***** SOURCE DATA *****

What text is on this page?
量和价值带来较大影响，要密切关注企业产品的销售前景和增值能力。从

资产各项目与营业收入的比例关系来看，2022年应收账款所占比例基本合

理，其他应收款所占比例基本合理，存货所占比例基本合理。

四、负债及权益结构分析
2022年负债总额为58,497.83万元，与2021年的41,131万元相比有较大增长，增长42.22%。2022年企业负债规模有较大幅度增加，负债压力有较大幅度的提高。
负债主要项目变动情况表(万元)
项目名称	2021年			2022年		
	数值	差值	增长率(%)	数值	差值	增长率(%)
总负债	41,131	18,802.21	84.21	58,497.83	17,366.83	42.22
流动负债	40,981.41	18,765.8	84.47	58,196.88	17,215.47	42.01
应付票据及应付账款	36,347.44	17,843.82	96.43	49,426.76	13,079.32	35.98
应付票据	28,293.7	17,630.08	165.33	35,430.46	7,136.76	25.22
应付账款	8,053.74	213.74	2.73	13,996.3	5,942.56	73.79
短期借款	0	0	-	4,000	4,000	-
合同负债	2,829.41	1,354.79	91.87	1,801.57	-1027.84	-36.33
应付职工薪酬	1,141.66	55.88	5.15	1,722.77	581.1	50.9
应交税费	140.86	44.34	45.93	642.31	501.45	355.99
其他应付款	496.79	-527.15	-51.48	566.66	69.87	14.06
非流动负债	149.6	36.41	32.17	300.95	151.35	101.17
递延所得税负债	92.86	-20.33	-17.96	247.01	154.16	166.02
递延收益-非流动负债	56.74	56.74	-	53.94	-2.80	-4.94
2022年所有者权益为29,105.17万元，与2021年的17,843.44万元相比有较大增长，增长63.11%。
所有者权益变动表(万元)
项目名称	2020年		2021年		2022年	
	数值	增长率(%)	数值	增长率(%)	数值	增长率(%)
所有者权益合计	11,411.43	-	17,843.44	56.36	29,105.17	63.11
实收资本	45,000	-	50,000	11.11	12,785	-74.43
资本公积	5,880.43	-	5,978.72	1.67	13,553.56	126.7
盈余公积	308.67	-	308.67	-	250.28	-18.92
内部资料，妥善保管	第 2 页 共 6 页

*****

From the entries above, copy each line holding "项目名称".

== CORRECT RESPONSE ==
项目名称	2021年			2022年		
项目名称	2020年		2021年		2022年	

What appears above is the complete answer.